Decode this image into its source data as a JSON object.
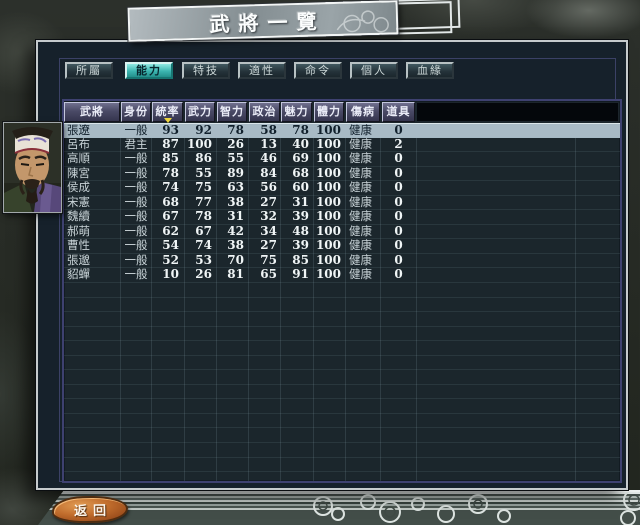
{
  "window": {
    "title": "武將一覽"
  },
  "tabs": [
    {
      "label": "所屬",
      "selected": false
    },
    {
      "label": "能力",
      "selected": true
    },
    {
      "label": "特技",
      "selected": false
    },
    {
      "label": "適性",
      "selected": false
    },
    {
      "label": "命令",
      "selected": false
    },
    {
      "label": "個人",
      "selected": false
    },
    {
      "label": "血緣",
      "selected": false
    }
  ],
  "table": {
    "columns": [
      "武將",
      "身份",
      "統率",
      "武力",
      "智力",
      "政治",
      "魅力",
      "體力",
      "傷病",
      "道具"
    ],
    "sort_column": "統率",
    "sort_icon": "triangle-down-icon",
    "rows": [
      {
        "name": "張遼",
        "status": "一般",
        "ldr": 93,
        "war": 92,
        "int": 78,
        "pol": 58,
        "chr": 78,
        "hp": 100,
        "health": "健康",
        "item": 0,
        "selected": true
      },
      {
        "name": "呂布",
        "status": "君主",
        "ldr": 87,
        "war": 100,
        "int": 26,
        "pol": 13,
        "chr": 40,
        "hp": 100,
        "health": "健康",
        "item": 2,
        "selected": false
      },
      {
        "name": "高順",
        "status": "一般",
        "ldr": 85,
        "war": 86,
        "int": 55,
        "pol": 46,
        "chr": 69,
        "hp": 100,
        "health": "健康",
        "item": 0,
        "selected": false
      },
      {
        "name": "陳宮",
        "status": "一般",
        "ldr": 78,
        "war": 55,
        "int": 89,
        "pol": 84,
        "chr": 68,
        "hp": 100,
        "health": "健康",
        "item": 0,
        "selected": false
      },
      {
        "name": "侯成",
        "status": "一般",
        "ldr": 74,
        "war": 75,
        "int": 63,
        "pol": 56,
        "chr": 60,
        "hp": 100,
        "health": "健康",
        "item": 0,
        "selected": false
      },
      {
        "name": "宋憲",
        "status": "一般",
        "ldr": 68,
        "war": 77,
        "int": 38,
        "pol": 27,
        "chr": 31,
        "hp": 100,
        "health": "健康",
        "item": 0,
        "selected": false
      },
      {
        "name": "魏續",
        "status": "一般",
        "ldr": 67,
        "war": 78,
        "int": 31,
        "pol": 32,
        "chr": 39,
        "hp": 100,
        "health": "健康",
        "item": 0,
        "selected": false
      },
      {
        "name": "郝萌",
        "status": "一般",
        "ldr": 62,
        "war": 67,
        "int": 42,
        "pol": 34,
        "chr": 48,
        "hp": 100,
        "health": "健康",
        "item": 0,
        "selected": false
      },
      {
        "name": "曹性",
        "status": "一般",
        "ldr": 54,
        "war": 74,
        "int": 38,
        "pol": 27,
        "chr": 39,
        "hp": 100,
        "health": "健康",
        "item": 0,
        "selected": false
      },
      {
        "name": "張邈",
        "status": "一般",
        "ldr": 52,
        "war": 53,
        "int": 70,
        "pol": 75,
        "chr": 85,
        "hp": 100,
        "health": "健康",
        "item": 0,
        "selected": false
      },
      {
        "name": "貂蟬",
        "status": "一般",
        "ldr": 10,
        "war": 26,
        "int": 81,
        "pol": 65,
        "chr": 91,
        "hp": 100,
        "health": "健康",
        "item": 0,
        "selected": false
      }
    ]
  },
  "portrait": {
    "officer": "張遼"
  },
  "buttons": {
    "back": "返回"
  },
  "colors": {
    "active_tab": "#3cb5b0",
    "selected_row": "#a8bac5",
    "header_cell": "#4a4a66",
    "sort_marker": "#ecd43c",
    "back_button": "#c06c2c",
    "panel_bg": "#16212b"
  }
}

==================================================

**Your objective**
Compute how many lines include the string "name", then give that number by itself.

**The output**
11